**REQUEST**
Out of all the lines below, count those with the word "begin". Give the number only.

Start of TASK INPUT

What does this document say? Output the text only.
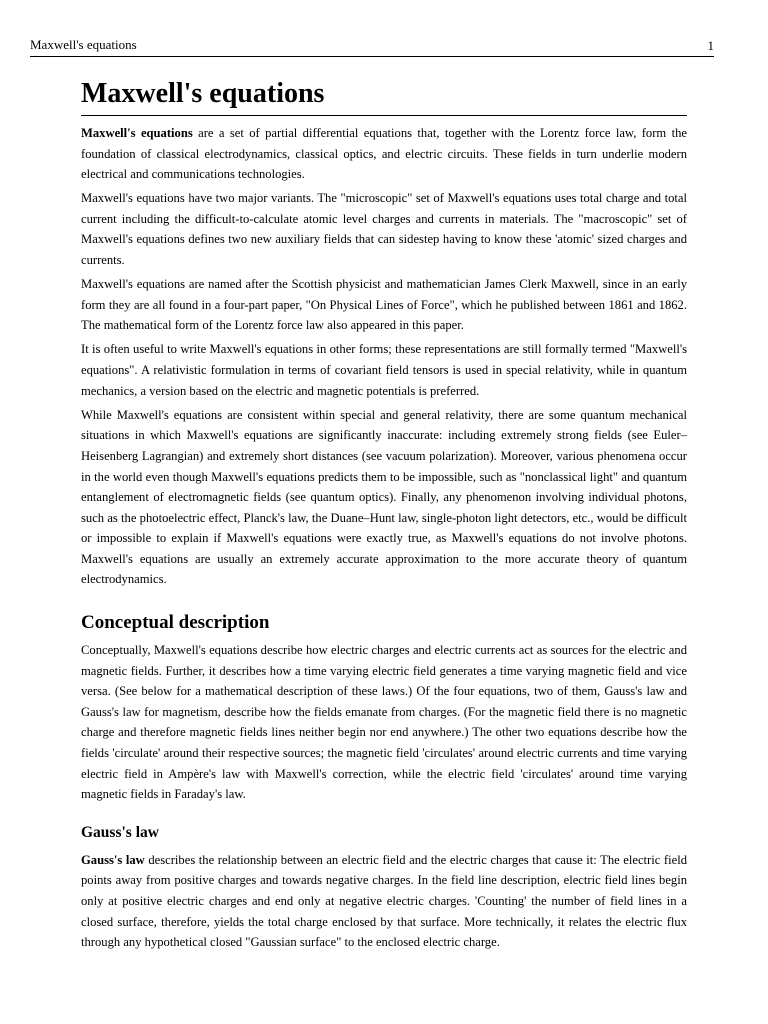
Maxwell's equations	1
Maxwell's equations

Maxwell's equations are a set of partial differential equations that, together with the Lorentz force law, form the foundation of classical electrodynamics, classical optics, and electric circuits. These fields in turn underlie modern electrical and communications technologies.

Maxwell's equations have two major variants. The "microscopic" set of Maxwell's equations uses total charge and total current including the difficult-to-calculate atomic level charges and currents in materials. The "macroscopic" set of Maxwell's equations defines two new auxiliary fields that can sidestep having to know these 'atomic' sized charges and currents.

Maxwell's equations are named after the Scottish physicist and mathematician James Clerk Maxwell, since in an early form they are all found in a four-part paper, "On Physical Lines of Force", which he published between 1861 and 1862. The mathematical form of the Lorentz force law also appeared in this paper.

It is often useful to write Maxwell's equations in other forms; these representations are still formally termed "Maxwell's equations". A relativistic formulation in terms of covariant field tensors is used in special relativity, while in quantum mechanics, a version based on the electric and magnetic potentials is preferred.

While Maxwell's equations are consistent within special and general relativity, there are some quantum mechanical situations in which Maxwell's equations are significantly inaccurate: including extremely strong fields (see Euler–Heisenberg Lagrangian) and extremely short distances (see vacuum polarization). Moreover, various phenomena occur in the world even though Maxwell's equations predicts them to be impossible, such as "nonclassical light" and quantum entanglement of electromagnetic fields (see quantum optics). Finally, any phenomenon involving individual photons, such as the photoelectric effect, Planck's law, the Duane–Hunt law, single-photon light detectors, etc., would be difficult or impossible to explain if Maxwell's equations were exactly true, as Maxwell's equations do not involve photons. Maxwell's equations are usually an extremely accurate approximation to the more accurate theory of quantum electrodynamics.

Conceptual description

Conceptually, Maxwell's equations describe how electric charges and electric currents act as sources for the electric and magnetic fields. Further, it describes how a time varying electric field generates a time varying magnetic field and vice versa. (See below for a mathematical description of these laws.) Of the four equations, two of them, Gauss's law and Gauss's law for magnetism, describe how the fields emanate from charges. (For the magnetic field there is no magnetic charge and therefore magnetic fields lines neither begin nor end anywhere.) The other two equations describe how the fields 'circulate' around their respective sources; the magnetic field 'circulates' around electric currents and time varying electric field in Ampère's law with Maxwell's correction, while the electric field 'circulates' around time varying magnetic fields in Faraday's law.

Gauss's law

Gauss's law describes the relationship between an electric field and the electric charges that cause it: The electric field points away from positive charges and towards negative charges. In the field line description, electric field lines begin only at positive electric charges and end only at negative electric charges. 'Counting' the number of field lines in a closed surface, therefore, yields the total charge enclosed by that surface. More technically, it relates the electric flux through any hypothetical closed "Gaussian surface" to the enclosed electric charge.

End of TASK INPUT

**SOLUTION TO THE EXERCISE**
2